++++ RECORDS SHOWN ++++
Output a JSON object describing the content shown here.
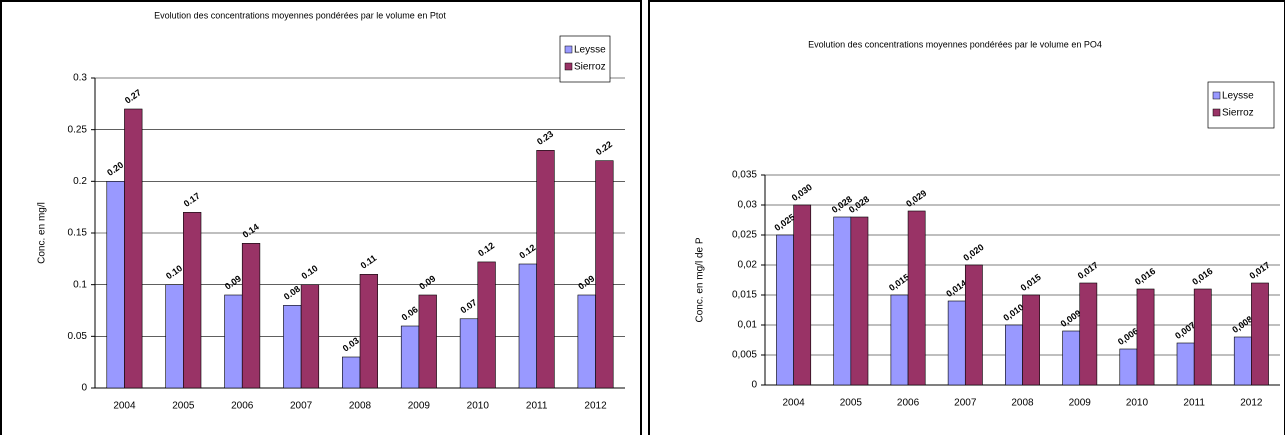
{
  "chart_data": [
    {
      "type": "bar",
      "title": "Evolution des concentrations moyennes pondérées par le volume en Ptot",
      "y_label": "Conc. en mg/l",
      "categories": [
        "2004",
        "2005",
        "2006",
        "2007",
        "2008",
        "2009",
        "2010",
        "2011",
        "2012"
      ],
      "series": [
        {
          "name": "Leysse",
          "color": "#9999ff",
          "values": [
            0.2,
            0.1,
            0.09,
            0.08,
            0.03,
            0.06,
            0.067,
            0.12,
            0.09
          ],
          "value_labels": [
            "0.20",
            "0.10",
            "0.09",
            "0.08",
            "0.03",
            "0.06",
            "0.07",
            "0.12",
            "0.09"
          ]
        },
        {
          "name": "Sierroz",
          "color": "#993366",
          "values": [
            0.27,
            0.17,
            0.14,
            0.1,
            0.11,
            0.09,
            0.122,
            0.23,
            0.22
          ],
          "value_labels": [
            "0.27",
            "0.17",
            "0.14",
            "0.10",
            "0.11",
            "0.09",
            "0.12",
            "0.23",
            "0.22"
          ]
        }
      ],
      "ylim": [
        0,
        0.3
      ],
      "yticks": [
        0,
        0.05,
        0.1,
        0.15,
        0.2,
        0.25,
        0.3
      ],
      "grid": true,
      "legend": "top-right"
    },
    {
      "type": "bar",
      "title": "Evolution des concentrations moyennes pondérées par le volume en PO4",
      "y_label": "Conc. en mg/l de P",
      "categories": [
        "2004",
        "2005",
        "2006",
        "2007",
        "2008",
        "2009",
        "2010",
        "2011",
        "2012"
      ],
      "series": [
        {
          "name": "Leysse",
          "color": "#9999ff",
          "values": [
            0.025,
            0.028,
            0.015,
            0.014,
            0.01,
            0.009,
            0.006,
            0.007,
            0.008
          ],
          "value_labels": [
            "0,025",
            "0,028",
            "0,015",
            "0,014",
            "0,010",
            "0,009",
            "0,006",
            "0,007",
            "0,008"
          ]
        },
        {
          "name": "Sierroz",
          "color": "#993366",
          "values": [
            0.03,
            0.028,
            0.029,
            0.02,
            0.015,
            0.017,
            0.016,
            0.016,
            0.017
          ],
          "value_labels": [
            "0,030",
            "0,028",
            "0,029",
            "0,020",
            "0,015",
            "0,017",
            "0,016",
            "0,016",
            "0,017"
          ]
        }
      ],
      "ylim": [
        0,
        0.035
      ],
      "yticks": [
        0,
        {
          "value": 0.005,
          "label": "0,005"
        },
        {
          "value": 0.01,
          "label": "0,01"
        },
        {
          "value": 0.015,
          "label": "0,015"
        },
        {
          "value": 0.02,
          "label": "0,02"
        },
        {
          "value": 0.025,
          "label": "0,025"
        },
        {
          "value": 0.03,
          "label": "0,03"
        },
        {
          "value": 0.035,
          "label": "0,035"
        }
      ],
      "grid": true,
      "legend": "top-right"
    }
  ]
}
++++
## WORK TO BE COMPLETED
For each line above that contains the word "title", copy that line.

## PROBLEM SOLUTION
      "title": "Evolution des concentrations moyennes pondérées par le volume en Ptot",
      "title": "Evolution des concentrations moyennes pondérées par le volume en PO4",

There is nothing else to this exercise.